Objective: Each entry that follows is to be retyped exactly. Pictures do not belong in the copy.

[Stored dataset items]
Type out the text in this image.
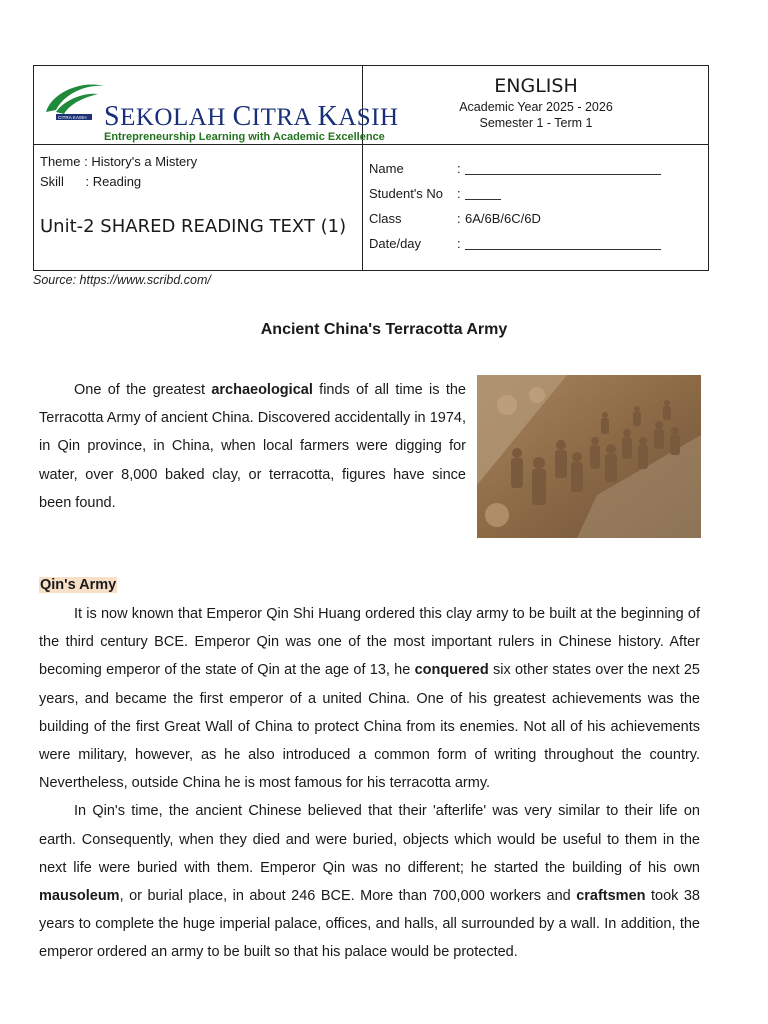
CITRA KASIH SEKOLAH CITRA KASIH
Entrepreneurship Learning with Academic Excellence
ENGLISH
Academic Year 2025 - 2026
Semester 1 - Term 1
Theme : History's a Mistery
Skill : Reading
Unit-2 SHARED READING TEXT (1)
Name	:
Student's No :
Class	: 6A/6B/6C/6D
Date/day	:
Source: https://www.scribd.com/
Ancient China's Terracotta Army
One of the greatest archaeological finds of all time is the Terracotta Army of ancient China. Discovered accidentally in 1974, in Qin province, in China, when local farmers were digging for water, over 8,000 baked clay, or terracotta, figures have since been found.
Qin's Army

It is now known that Emperor Qin Shi Huang ordered this clay army to be built at the beginning of the third century BCE. Emperor Qin was one of the most important rulers in Chinese history. After becoming emperor of the state of Qin at the age of 13, he conquered six other states over the next 25 years, and became the first emperor of a united China. One of his greatest achievements was the building of the first Great Wall of China to protect China from its enemies. Not all of his achievements were military, however, as he also introduced a common form of writing throughout the country. Nevertheless, outside China he is most famous for his terracotta army.

In Qin's time, the ancient Chinese believed that their 'afterlife' was very similar to their life on earth. Consequently, when they died and were buried, objects which would be useful to them in the next life were buried with them. Emperor Qin was no different; he started the building of his own mausoleum, or burial place, in about 246 BCE. More than 700,000 workers and craftsmen took 38 years to complete the huge imperial palace, offices, and halls, all surrounded by a wall. In addition, the emperor ordered an army to be built so that his palace would be protected.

Exercise answer:
Type out the text in this image.
CITRA KASIH SEKOLAH CITRA KASIH
Entrepreneurship Learning with Academic Excellence
ENGLISH
Academic Year 2025 - 2026
Semester 1 - Term 1
Theme : History's a Mistery
Skill : Reading
Unit-2 SHARED READING TEXT (1)
Name	:
Student's No :
Class	: 6A/6B/6C/6D
Date/day	:
Source: https://www.scribd.com/
Ancient China's Terracotta Army
One of the greatest archaeological finds of all time is the Terracotta Army of ancient China. Discovered accidentally in 1974, in Qin province, in China, when local farmers were digging for water, over 8,000 baked clay, or terracotta, figures have since been found.
Qin's Army

It is now known that Emperor Qin Shi Huang ordered this clay army to be built at the beginning of the third century BCE. Emperor Qin was one of the most important rulers in Chinese history. After becoming emperor of the state of Qin at the age of 13, he conquered six other states over the next 25 years, and became the first emperor of a united China. One of his greatest achievements was the building of the first Great Wall of China to protect China from its enemies. Not all of his achievements were military, however, as he also introduced a common form of writing throughout the country. Nevertheless, outside China he is most famous for his terracotta army.

In Qin's time, the ancient Chinese believed that their 'afterlife' was very similar to their life on earth. Consequently, when they died and were buried, objects which would be useful to them in the next life were buried with them. Emperor Qin was no different; he started the building of his own mausoleum, or burial place, in about 246 BCE. More than 700,000 workers and craftsmen took 38 years to complete the huge imperial palace, offices, and halls, all surrounded by a wall. In addition, the emperor ordered an army to be built so that his palace would be protected.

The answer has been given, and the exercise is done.